### Written exercise
Skip every picture and transcribe the remaining material exactly.

Stored data entries
------------------------------------------------------------------------

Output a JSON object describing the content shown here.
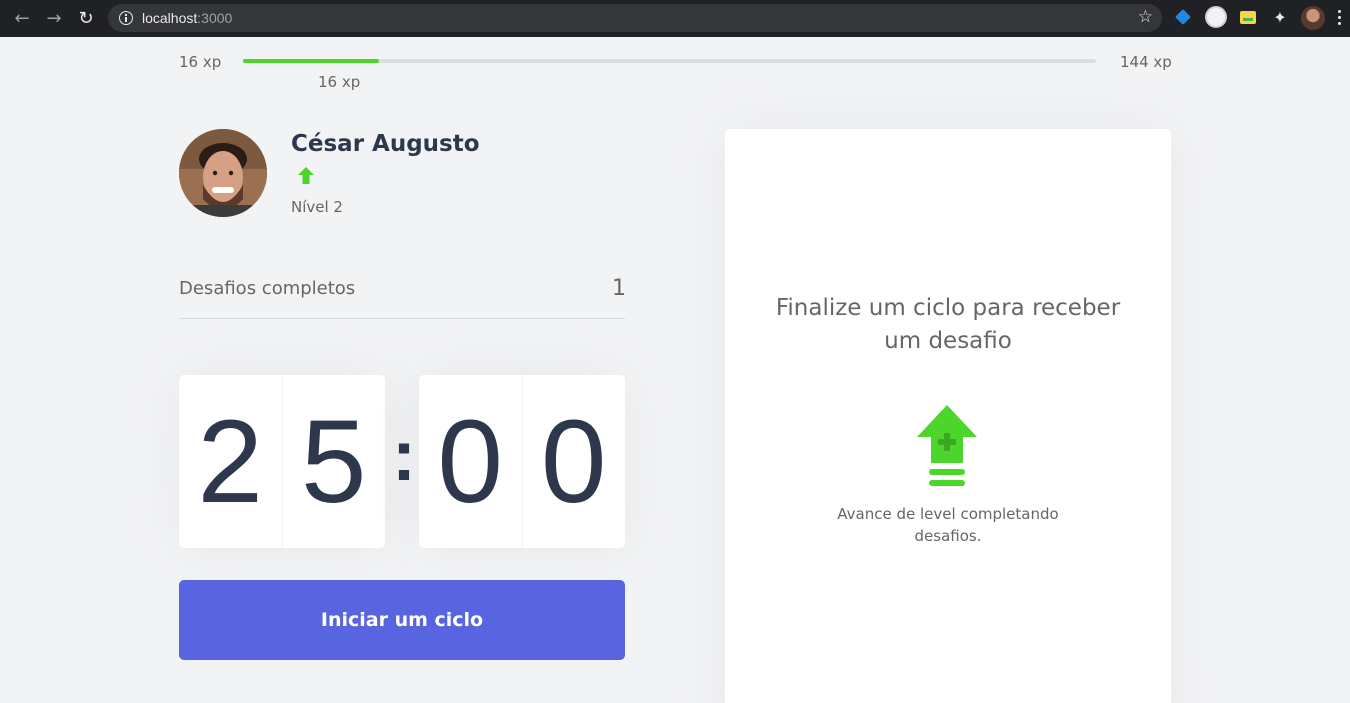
{
  "browser": {
    "url_host": "localhost",
    "url_port": ":3000",
    "back_icon": "arrow-left-icon",
    "forward_icon": "arrow-right-icon",
    "reload_icon": "reload-icon",
    "star_icon": "star-icon"
  },
  "experience": {
    "start_label": "16 xp",
    "current_label": "16 xp",
    "end_label": "144 xp",
    "progress_fraction": 0.16,
    "bar_color": "#4cd62b"
  },
  "profile": {
    "name": "César Augusto",
    "level_text": "Nível 2",
    "level_icon": "level-up-arrow-icon"
  },
  "challenges": {
    "label": "Desafios completos",
    "count": "1"
  },
  "countdown": {
    "minute_left": "2",
    "minute_right": "5",
    "separator": ":",
    "second_left": "0",
    "second_right": "0"
  },
  "start_button": {
    "label": "Iniciar um ciclo",
    "color": "#5965e0"
  },
  "challenge_card": {
    "title": "Finalize um ciclo para receber um desafio",
    "subtitle": "Avance de level completando desafios.",
    "icon": "level-up-icon"
  },
  "colors": {
    "background": "#f2f3f5",
    "title_text": "#2e384d",
    "body_text": "#666666",
    "accent_green": "#4cd62b"
  }
}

------------------------------------------------------------------------

### Result of this exercise
Output a JSON object describing the content shown here.
{
  "browser": {
    "url_host": "localhost",
    "url_port": ":3000",
    "back_icon": "arrow-left-icon",
    "forward_icon": "arrow-right-icon",
    "reload_icon": "reload-icon",
    "star_icon": "star-icon"
  },
  "experience": {
    "start_label": "16 xp",
    "current_label": "16 xp",
    "end_label": "144 xp",
    "progress_fraction": 0.16,
    "bar_color": "#4cd62b"
  },
  "profile": {
    "name": "César Augusto",
    "level_text": "Nível 2",
    "level_icon": "level-up-arrow-icon"
  },
  "challenges": {
    "label": "Desafios completos",
    "count": "1"
  },
  "countdown": {
    "minute_left": "2",
    "minute_right": "5",
    "separator": ":",
    "second_left": "0",
    "second_right": "0"
  },
  "start_button": {
    "label": "Iniciar um ciclo",
    "color": "#5965e0"
  },
  "challenge_card": {
    "title": "Finalize um ciclo para receber um desafio",
    "subtitle": "Avance de level completando desafios.",
    "icon": "level-up-icon"
  },
  "colors": {
    "background": "#f2f3f5",
    "title_text": "#2e384d",
    "body_text": "#666666",
    "accent_green": "#4cd62b"
  }
}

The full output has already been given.